Every record here should be printed again exactly.

| RECORDS SHOWN |
▼▼▼

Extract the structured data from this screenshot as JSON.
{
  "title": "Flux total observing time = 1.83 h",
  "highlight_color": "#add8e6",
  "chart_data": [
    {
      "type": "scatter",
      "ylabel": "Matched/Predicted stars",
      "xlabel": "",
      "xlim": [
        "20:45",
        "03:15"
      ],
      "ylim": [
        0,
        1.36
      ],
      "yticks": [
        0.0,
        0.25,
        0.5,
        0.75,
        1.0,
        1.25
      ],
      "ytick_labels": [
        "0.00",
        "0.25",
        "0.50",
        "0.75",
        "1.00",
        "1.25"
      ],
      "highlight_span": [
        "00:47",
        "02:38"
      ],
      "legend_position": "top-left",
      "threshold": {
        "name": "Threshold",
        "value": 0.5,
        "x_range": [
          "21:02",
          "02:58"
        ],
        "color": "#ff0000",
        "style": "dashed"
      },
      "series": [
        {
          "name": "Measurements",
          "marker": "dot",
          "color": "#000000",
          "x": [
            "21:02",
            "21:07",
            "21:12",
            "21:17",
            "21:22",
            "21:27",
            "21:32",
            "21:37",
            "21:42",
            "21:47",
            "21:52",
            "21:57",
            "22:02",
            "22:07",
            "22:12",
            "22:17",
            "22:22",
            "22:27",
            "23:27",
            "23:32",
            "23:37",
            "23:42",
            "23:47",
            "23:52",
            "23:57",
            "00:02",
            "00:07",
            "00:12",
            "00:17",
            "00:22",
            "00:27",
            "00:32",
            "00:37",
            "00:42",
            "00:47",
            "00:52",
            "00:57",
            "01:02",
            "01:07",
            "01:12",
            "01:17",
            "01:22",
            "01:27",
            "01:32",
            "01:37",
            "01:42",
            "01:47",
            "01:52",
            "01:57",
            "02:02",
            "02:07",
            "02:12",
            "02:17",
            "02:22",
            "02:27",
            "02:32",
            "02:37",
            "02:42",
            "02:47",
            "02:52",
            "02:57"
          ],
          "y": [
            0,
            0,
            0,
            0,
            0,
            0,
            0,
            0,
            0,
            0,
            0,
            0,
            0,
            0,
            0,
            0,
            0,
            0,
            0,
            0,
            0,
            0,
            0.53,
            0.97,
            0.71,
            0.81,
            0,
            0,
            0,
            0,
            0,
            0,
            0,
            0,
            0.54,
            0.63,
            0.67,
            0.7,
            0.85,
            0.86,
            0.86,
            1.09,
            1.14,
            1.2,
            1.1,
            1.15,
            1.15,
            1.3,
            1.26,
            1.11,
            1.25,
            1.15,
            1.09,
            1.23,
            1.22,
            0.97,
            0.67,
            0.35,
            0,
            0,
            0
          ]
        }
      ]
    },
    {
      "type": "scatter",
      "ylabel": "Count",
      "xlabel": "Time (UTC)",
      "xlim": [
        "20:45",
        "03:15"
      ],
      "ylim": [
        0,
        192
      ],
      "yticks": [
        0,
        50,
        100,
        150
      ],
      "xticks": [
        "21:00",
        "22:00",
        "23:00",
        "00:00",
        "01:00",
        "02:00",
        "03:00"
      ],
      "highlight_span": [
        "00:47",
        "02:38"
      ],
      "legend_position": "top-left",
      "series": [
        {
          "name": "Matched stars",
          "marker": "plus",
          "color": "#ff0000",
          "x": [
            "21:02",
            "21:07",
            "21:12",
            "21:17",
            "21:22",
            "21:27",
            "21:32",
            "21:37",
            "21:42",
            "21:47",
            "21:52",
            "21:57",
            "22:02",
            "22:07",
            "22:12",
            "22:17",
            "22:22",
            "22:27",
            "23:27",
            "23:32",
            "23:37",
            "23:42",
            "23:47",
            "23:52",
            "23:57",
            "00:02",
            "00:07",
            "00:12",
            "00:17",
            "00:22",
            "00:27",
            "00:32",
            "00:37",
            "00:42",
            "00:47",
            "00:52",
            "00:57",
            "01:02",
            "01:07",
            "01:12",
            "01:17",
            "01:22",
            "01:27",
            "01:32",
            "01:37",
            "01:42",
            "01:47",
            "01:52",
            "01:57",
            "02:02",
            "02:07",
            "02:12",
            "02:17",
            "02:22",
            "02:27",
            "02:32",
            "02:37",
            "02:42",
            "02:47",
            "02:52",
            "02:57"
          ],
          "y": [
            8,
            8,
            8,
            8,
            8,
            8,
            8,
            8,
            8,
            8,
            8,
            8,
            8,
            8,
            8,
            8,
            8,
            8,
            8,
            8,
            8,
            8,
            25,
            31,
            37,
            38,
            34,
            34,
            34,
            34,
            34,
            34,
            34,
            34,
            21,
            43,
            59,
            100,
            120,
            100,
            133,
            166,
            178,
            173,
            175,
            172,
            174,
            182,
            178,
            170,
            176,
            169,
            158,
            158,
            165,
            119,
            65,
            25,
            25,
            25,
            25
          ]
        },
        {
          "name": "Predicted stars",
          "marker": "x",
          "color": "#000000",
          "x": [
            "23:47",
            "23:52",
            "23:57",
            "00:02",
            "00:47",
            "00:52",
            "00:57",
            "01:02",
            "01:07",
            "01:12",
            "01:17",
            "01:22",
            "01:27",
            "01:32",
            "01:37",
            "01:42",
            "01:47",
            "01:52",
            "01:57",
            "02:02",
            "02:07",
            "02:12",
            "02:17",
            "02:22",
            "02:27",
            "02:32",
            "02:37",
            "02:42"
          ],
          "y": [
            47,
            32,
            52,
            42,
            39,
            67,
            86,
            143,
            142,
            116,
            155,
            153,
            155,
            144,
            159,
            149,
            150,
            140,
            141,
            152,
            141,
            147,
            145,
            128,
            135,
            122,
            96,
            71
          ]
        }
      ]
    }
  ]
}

▲▲▲

| TASK SOLUTION |
Extract the structured data from this screenshot as JSON.
{
  "title": "Flux total observing time = 1.83 h",
  "highlight_color": "#add8e6",
  "chart_data": [
    {
      "type": "scatter",
      "ylabel": "Matched/Predicted stars",
      "xlabel": "",
      "xlim": [
        "20:45",
        "03:15"
      ],
      "ylim": [
        0,
        1.36
      ],
      "yticks": [
        0.0,
        0.25,
        0.5,
        0.75,
        1.0,
        1.25
      ],
      "ytick_labels": [
        "0.00",
        "0.25",
        "0.50",
        "0.75",
        "1.00",
        "1.25"
      ],
      "highlight_span": [
        "00:47",
        "02:38"
      ],
      "legend_position": "top-left",
      "threshold": {
        "name": "Threshold",
        "value": 0.5,
        "x_range": [
          "21:02",
          "02:58"
        ],
        "color": "#ff0000",
        "style": "dashed"
      },
      "series": [
        {
          "name": "Measurements",
          "marker": "dot",
          "color": "#000000",
          "x": [
            "21:02",
            "21:07",
            "21:12",
            "21:17",
            "21:22",
            "21:27",
            "21:32",
            "21:37",
            "21:42",
            "21:47",
            "21:52",
            "21:57",
            "22:02",
            "22:07",
            "22:12",
            "22:17",
            "22:22",
            "22:27",
            "23:27",
            "23:32",
            "23:37",
            "23:42",
            "23:47",
            "23:52",
            "23:57",
            "00:02",
            "00:07",
            "00:12",
            "00:17",
            "00:22",
            "00:27",
            "00:32",
            "00:37",
            "00:42",
            "00:47",
            "00:52",
            "00:57",
            "01:02",
            "01:07",
            "01:12",
            "01:17",
            "01:22",
            "01:27",
            "01:32",
            "01:37",
            "01:42",
            "01:47",
            "01:52",
            "01:57",
            "02:02",
            "02:07",
            "02:12",
            "02:17",
            "02:22",
            "02:27",
            "02:32",
            "02:37",
            "02:42",
            "02:47",
            "02:52",
            "02:57"
          ],
          "y": [
            0,
            0,
            0,
            0,
            0,
            0,
            0,
            0,
            0,
            0,
            0,
            0,
            0,
            0,
            0,
            0,
            0,
            0,
            0,
            0,
            0,
            0,
            0.53,
            0.97,
            0.71,
            0.81,
            0,
            0,
            0,
            0,
            0,
            0,
            0,
            0,
            0.54,
            0.63,
            0.67,
            0.7,
            0.85,
            0.86,
            0.86,
            1.09,
            1.14,
            1.2,
            1.1,
            1.15,
            1.15,
            1.3,
            1.26,
            1.11,
            1.25,
            1.15,
            1.09,
            1.23,
            1.22,
            0.97,
            0.67,
            0.35,
            0,
            0,
            0
          ]
        }
      ]
    },
    {
      "type": "scatter",
      "ylabel": "Count",
      "xlabel": "Time (UTC)",
      "xlim": [
        "20:45",
        "03:15"
      ],
      "ylim": [
        0,
        192
      ],
      "yticks": [
        0,
        50,
        100,
        150
      ],
      "xticks": [
        "21:00",
        "22:00",
        "23:00",
        "00:00",
        "01:00",
        "02:00",
        "03:00"
      ],
      "highlight_span": [
        "00:47",
        "02:38"
      ],
      "legend_position": "top-left",
      "series": [
        {
          "name": "Matched stars",
          "marker": "plus",
          "color": "#ff0000",
          "x": [
            "21:02",
            "21:07",
            "21:12",
            "21:17",
            "21:22",
            "21:27",
            "21:32",
            "21:37",
            "21:42",
            "21:47",
            "21:52",
            "21:57",
            "22:02",
            "22:07",
            "22:12",
            "22:17",
            "22:22",
            "22:27",
            "23:27",
            "23:32",
            "23:37",
            "23:42",
            "23:47",
            "23:52",
            "23:57",
            "00:02",
            "00:07",
            "00:12",
            "00:17",
            "00:22",
            "00:27",
            "00:32",
            "00:37",
            "00:42",
            "00:47",
            "00:52",
            "00:57",
            "01:02",
            "01:07",
            "01:12",
            "01:17",
            "01:22",
            "01:27",
            "01:32",
            "01:37",
            "01:42",
            "01:47",
            "01:52",
            "01:57",
            "02:02",
            "02:07",
            "02:12",
            "02:17",
            "02:22",
            "02:27",
            "02:32",
            "02:37",
            "02:42",
            "02:47",
            "02:52",
            "02:57"
          ],
          "y": [
            8,
            8,
            8,
            8,
            8,
            8,
            8,
            8,
            8,
            8,
            8,
            8,
            8,
            8,
            8,
            8,
            8,
            8,
            8,
            8,
            8,
            8,
            25,
            31,
            37,
            38,
            34,
            34,
            34,
            34,
            34,
            34,
            34,
            34,
            21,
            43,
            59,
            100,
            120,
            100,
            133,
            166,
            178,
            173,
            175,
            172,
            174,
            182,
            178,
            170,
            176,
            169,
            158,
            158,
            165,
            119,
            65,
            25,
            25,
            25,
            25
          ]
        },
        {
          "name": "Predicted stars",
          "marker": "x",
          "color": "#000000",
          "x": [
            "23:47",
            "23:52",
            "23:57",
            "00:02",
            "00:47",
            "00:52",
            "00:57",
            "01:02",
            "01:07",
            "01:12",
            "01:17",
            "01:22",
            "01:27",
            "01:32",
            "01:37",
            "01:42",
            "01:47",
            "01:52",
            "01:57",
            "02:02",
            "02:07",
            "02:12",
            "02:17",
            "02:22",
            "02:27",
            "02:32",
            "02:37",
            "02:42"
          ],
          "y": [
            47,
            32,
            52,
            42,
            39,
            67,
            86,
            143,
            142,
            116,
            155,
            153,
            155,
            144,
            159,
            149,
            150,
            140,
            141,
            152,
            141,
            147,
            145,
            128,
            135,
            122,
            96,
            71
          ]
        }
      ]
    }
  ]
}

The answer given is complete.